Supplied information:
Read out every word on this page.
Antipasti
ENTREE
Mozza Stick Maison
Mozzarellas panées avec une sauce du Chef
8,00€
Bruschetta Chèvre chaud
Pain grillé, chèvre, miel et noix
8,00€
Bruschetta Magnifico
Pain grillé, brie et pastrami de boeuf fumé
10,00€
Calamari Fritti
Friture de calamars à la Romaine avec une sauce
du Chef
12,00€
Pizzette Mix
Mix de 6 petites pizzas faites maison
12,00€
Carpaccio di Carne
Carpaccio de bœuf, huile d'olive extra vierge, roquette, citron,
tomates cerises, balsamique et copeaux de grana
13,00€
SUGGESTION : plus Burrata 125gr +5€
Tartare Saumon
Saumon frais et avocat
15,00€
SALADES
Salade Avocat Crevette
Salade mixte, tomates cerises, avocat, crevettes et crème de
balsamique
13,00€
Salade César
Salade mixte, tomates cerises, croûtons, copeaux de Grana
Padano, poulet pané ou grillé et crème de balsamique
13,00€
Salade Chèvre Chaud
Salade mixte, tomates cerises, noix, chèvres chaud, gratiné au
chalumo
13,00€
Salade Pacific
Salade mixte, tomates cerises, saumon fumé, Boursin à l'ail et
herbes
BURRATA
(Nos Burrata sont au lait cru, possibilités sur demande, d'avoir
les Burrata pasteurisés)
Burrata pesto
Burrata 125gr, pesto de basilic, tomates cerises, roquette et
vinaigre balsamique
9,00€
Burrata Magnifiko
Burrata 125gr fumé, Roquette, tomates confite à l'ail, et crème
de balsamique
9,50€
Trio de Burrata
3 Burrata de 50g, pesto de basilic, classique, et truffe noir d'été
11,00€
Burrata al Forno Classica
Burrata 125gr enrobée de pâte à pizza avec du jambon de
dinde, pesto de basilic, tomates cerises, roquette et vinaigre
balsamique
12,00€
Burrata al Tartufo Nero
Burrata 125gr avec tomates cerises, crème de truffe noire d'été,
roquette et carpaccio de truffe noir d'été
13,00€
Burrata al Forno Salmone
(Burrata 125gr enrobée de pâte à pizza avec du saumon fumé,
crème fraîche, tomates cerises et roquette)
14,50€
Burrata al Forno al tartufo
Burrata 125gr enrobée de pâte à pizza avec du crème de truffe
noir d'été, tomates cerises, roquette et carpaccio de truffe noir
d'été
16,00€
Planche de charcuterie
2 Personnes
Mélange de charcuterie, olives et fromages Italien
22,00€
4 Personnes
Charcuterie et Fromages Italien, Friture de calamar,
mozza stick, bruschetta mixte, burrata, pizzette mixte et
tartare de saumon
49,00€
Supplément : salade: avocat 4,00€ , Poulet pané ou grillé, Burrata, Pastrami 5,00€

Task requirements: Every record shown above must be echoed exactly.

Complete output:
Read out every word on this page.
Antipasti
ENTREE
Mozza Stick Maison
Mozzarellas panées avec une sauce du Chef
8,00€
Bruschetta Chèvre chaud
Pain grillé, chèvre, miel et noix
8,00€
Bruschetta Magnifico
Pain grillé, brie et pastrami de boeuf fumé
10,00€
Calamari Fritti
Friture de calamars à la Romaine avec une sauce
du Chef
12,00€
Pizzette Mix
Mix de 6 petites pizzas faites maison
12,00€
Carpaccio di Carne
Carpaccio de bœuf, huile d'olive extra vierge, roquette, citron,
tomates cerises, balsamique et copeaux de grana
13,00€
SUGGESTION : plus Burrata 125gr +5€
Tartare Saumon
Saumon frais et avocat
15,00€
SALADES
Salade Avocat Crevette
Salade mixte, tomates cerises, avocat, crevettes et crème de
balsamique
13,00€
Salade César
Salade mixte, tomates cerises, croûtons, copeaux de Grana
Padano, poulet pané ou grillé et crème de balsamique
13,00€
Salade Chèvre Chaud
Salade mixte, tomates cerises, noix, chèvres chaud, gratiné au
chalumo
13,00€
Salade Pacific
Salade mixte, tomates cerises, saumon fumé, Boursin à l'ail et
herbes
BURRATA
(Nos Burrata sont au lait cru, possibilités sur demande, d'avoir
les Burrata pasteurisés)
Burrata pesto
Burrata 125gr, pesto de basilic, tomates cerises, roquette et
vinaigre balsamique
9,00€
Burrata Magnifiko
Burrata 125gr fumé, Roquette, tomates confite à l'ail, et crème
de balsamique
9,50€
Trio de Burrata
3 Burrata de 50g, pesto de basilic, classique, et truffe noir d'été
11,00€
Burrata al Forno Classica
Burrata 125gr enrobée de pâte à pizza avec du jambon de
dinde, pesto de basilic, tomates cerises, roquette et vinaigre
balsamique
12,00€
Burrata al Tartufo Nero
Burrata 125gr avec tomates cerises, crème de truffe noire d'été,
roquette et carpaccio de truffe noir d'été
13,00€
Burrata al Forno Salmone
(Burrata 125gr enrobée de pâte à pizza avec du saumon fumé,
crème fraîche, tomates cerises et roquette)
14,50€
Burrata al Forno al tartufo
Burrata 125gr enrobée de pâte à pizza avec du crème de truffe
noir d'été, tomates cerises, roquette et carpaccio de truffe noir
d'été
16,00€
Planche de charcuterie
2 Personnes
Mélange de charcuterie, olives et fromages Italien
22,00€
4 Personnes
Charcuterie et Fromages Italien, Friture de calamar,
mozza stick, bruschetta mixte, burrata, pizzette mixte et
tartare de saumon
49,00€
Supplément : salade: avocat 4,00€ , Poulet pané ou grillé, Burrata, Pastrami 5,00€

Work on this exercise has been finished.